(Dataset records on visual material)
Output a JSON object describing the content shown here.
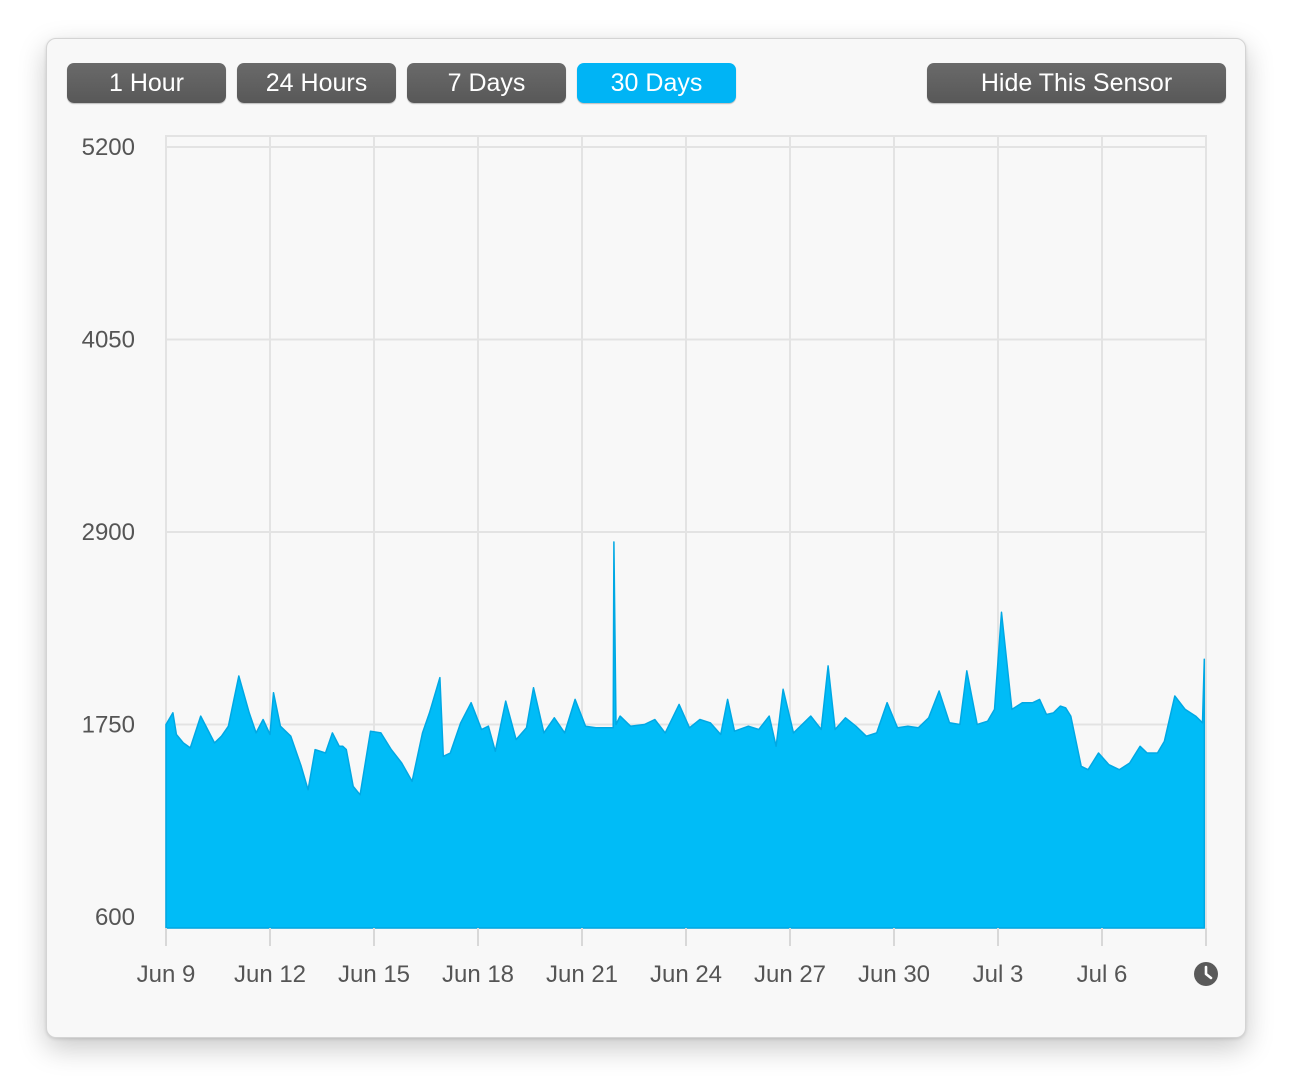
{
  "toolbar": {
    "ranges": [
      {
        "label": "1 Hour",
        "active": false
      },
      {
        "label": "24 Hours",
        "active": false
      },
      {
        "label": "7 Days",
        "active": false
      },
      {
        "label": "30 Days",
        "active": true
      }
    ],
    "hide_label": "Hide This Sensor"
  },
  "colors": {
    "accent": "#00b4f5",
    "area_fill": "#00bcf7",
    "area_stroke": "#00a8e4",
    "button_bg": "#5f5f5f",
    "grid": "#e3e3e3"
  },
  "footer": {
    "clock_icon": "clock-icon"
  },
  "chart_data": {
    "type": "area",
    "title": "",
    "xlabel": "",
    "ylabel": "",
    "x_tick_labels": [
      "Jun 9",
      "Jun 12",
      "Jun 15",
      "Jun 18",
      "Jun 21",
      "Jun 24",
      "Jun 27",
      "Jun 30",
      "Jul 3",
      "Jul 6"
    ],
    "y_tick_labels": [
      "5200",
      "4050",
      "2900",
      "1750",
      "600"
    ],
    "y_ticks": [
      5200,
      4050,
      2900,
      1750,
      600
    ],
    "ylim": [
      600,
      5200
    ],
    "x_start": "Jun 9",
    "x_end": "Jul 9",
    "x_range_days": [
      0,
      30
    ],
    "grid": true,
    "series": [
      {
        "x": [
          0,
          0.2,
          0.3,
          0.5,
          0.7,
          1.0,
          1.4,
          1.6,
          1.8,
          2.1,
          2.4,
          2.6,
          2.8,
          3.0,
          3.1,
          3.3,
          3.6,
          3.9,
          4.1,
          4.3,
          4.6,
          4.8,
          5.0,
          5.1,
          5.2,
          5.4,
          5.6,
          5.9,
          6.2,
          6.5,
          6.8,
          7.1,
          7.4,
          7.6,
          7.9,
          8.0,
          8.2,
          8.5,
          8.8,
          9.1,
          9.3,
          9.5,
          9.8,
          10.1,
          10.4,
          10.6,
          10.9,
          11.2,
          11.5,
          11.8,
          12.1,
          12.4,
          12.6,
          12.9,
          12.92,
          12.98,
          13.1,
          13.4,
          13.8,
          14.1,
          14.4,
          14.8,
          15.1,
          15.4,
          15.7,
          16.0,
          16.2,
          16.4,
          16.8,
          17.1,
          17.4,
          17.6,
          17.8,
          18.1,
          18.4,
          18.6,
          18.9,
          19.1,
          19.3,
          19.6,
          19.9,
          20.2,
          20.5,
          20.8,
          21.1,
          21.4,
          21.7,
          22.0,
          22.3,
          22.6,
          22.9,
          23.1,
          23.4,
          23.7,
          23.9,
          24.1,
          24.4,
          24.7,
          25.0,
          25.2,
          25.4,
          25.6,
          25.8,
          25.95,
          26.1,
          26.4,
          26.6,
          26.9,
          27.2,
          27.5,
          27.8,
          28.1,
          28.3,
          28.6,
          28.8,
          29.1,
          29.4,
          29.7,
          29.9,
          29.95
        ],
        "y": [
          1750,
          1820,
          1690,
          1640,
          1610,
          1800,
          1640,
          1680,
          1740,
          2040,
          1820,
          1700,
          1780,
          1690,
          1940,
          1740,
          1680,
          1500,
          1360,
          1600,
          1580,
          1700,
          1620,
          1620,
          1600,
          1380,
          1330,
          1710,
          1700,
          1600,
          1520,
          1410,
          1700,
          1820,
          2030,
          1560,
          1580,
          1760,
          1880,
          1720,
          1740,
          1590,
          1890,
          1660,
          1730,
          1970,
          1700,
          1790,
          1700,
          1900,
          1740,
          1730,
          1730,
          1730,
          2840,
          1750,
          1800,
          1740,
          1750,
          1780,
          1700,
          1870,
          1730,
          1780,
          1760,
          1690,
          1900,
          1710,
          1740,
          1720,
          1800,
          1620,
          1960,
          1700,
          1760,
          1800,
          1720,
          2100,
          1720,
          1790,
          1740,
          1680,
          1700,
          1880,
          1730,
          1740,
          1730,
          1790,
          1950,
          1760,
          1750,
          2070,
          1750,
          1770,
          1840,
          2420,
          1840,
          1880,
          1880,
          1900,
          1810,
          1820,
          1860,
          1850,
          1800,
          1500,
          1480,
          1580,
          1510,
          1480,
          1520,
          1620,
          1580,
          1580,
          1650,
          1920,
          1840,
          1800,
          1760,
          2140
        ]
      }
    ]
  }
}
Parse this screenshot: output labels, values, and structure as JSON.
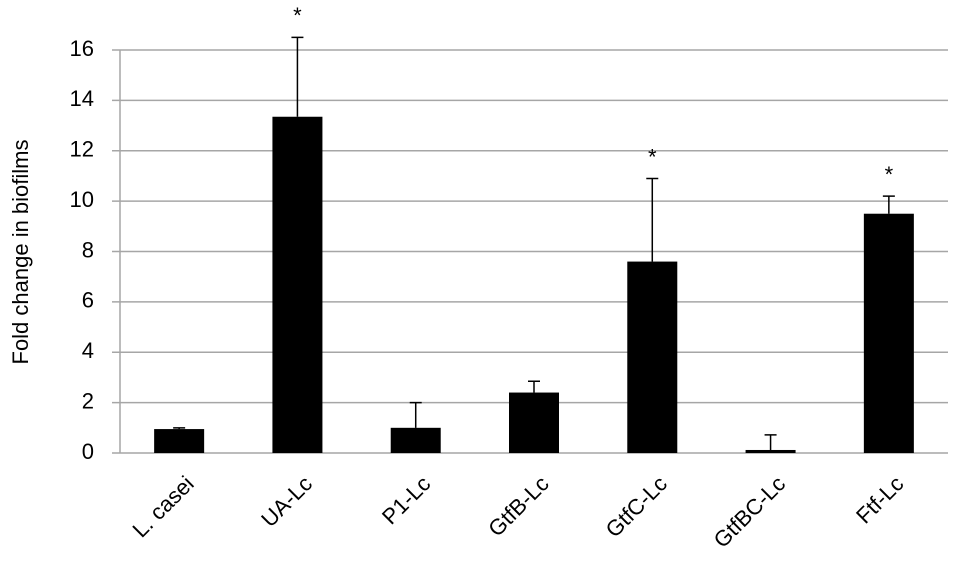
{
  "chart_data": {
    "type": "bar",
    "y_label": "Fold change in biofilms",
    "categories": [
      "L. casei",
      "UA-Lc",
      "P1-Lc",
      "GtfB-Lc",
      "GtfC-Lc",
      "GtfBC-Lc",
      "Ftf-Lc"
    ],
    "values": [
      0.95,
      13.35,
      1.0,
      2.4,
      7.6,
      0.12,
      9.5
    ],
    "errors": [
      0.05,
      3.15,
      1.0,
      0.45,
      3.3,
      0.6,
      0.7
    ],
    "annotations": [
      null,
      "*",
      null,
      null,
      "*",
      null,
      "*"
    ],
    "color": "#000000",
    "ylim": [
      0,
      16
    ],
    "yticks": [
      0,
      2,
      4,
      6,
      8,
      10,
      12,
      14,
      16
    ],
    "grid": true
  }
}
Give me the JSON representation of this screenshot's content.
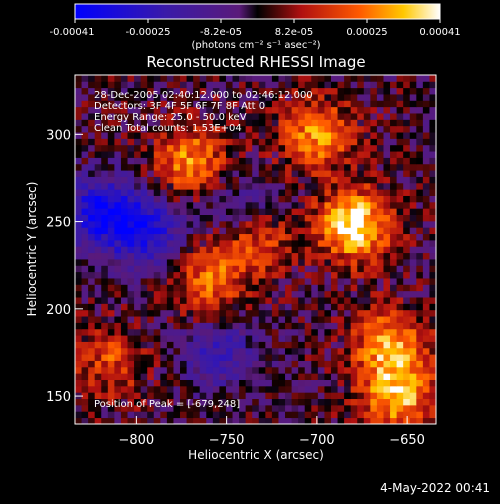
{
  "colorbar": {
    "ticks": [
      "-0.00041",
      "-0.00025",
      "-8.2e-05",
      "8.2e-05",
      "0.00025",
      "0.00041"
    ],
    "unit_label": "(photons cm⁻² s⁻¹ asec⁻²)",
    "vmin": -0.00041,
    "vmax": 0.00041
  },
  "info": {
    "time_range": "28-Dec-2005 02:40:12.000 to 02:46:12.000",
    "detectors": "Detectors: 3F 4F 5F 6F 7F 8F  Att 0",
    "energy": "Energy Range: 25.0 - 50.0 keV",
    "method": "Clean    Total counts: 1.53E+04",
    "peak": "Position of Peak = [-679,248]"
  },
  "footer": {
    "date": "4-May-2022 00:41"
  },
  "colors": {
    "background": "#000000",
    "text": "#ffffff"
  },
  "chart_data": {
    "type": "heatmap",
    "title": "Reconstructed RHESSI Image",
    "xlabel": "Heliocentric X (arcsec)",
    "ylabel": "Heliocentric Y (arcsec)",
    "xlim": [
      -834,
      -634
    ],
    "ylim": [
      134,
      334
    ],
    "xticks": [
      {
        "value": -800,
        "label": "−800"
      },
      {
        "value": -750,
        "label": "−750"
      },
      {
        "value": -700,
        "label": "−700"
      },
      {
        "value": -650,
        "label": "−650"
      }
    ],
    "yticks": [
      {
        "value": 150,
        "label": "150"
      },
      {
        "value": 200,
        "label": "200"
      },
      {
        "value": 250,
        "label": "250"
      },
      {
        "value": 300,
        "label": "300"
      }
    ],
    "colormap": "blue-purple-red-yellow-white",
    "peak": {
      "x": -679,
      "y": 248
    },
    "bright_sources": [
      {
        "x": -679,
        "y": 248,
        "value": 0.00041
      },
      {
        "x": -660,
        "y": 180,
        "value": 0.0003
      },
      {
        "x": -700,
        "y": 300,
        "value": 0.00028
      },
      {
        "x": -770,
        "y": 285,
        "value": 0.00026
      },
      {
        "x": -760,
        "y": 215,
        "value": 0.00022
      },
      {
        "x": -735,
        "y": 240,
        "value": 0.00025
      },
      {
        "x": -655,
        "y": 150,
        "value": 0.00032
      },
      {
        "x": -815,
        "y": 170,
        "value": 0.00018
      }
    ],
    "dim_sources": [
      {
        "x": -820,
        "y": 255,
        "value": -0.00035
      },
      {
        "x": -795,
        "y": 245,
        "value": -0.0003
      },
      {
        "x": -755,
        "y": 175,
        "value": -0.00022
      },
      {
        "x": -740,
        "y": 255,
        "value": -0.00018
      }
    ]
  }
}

*Task description*
Go through the lines above. Select every one that has the string "ylabel".

*Reply to the task*
    "ylabel": "",
    "ylabel": "Heliocentric Y (arcsec)",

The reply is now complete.